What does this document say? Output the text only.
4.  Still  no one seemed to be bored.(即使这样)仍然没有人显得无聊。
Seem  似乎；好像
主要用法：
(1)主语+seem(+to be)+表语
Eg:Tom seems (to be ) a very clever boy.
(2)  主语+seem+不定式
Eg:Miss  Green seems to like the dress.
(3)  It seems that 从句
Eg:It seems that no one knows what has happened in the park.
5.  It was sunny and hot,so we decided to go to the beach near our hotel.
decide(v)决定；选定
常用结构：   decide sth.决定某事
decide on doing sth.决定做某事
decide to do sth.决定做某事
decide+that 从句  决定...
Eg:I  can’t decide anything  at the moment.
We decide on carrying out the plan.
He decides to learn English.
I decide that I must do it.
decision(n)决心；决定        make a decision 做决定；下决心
++++
= EXERCISE =
Write out every line of the records exactly.

= THE REPLY =
What does this document say? Output the text only.
4.  Still  no one seemed to be bored.(即使这样)仍然没有人显得无聊。
Seem  似乎；好像
主要用法：
(1)主语+seem(+to be)+表语
Eg:Tom seems (to be ) a very clever boy.
(2)  主语+seem+不定式
Eg:Miss  Green seems to like the dress.
(3)  It seems that 从句
Eg:It seems that no one knows what has happened in the park.
5.  It was sunny and hot,so we decided to go to the beach near our hotel.
decide(v)决定；选定
常用结构：   decide sth.决定某事
decide on doing sth.决定做某事
decide to do sth.决定做某事
decide+that 从句  决定...
Eg:I  can’t decide anything  at the moment.
We decide on carrying out the plan.
He decides to learn English.
I decide that I must do it.
decision(n)决心；决定        make a decision 做决定；下决心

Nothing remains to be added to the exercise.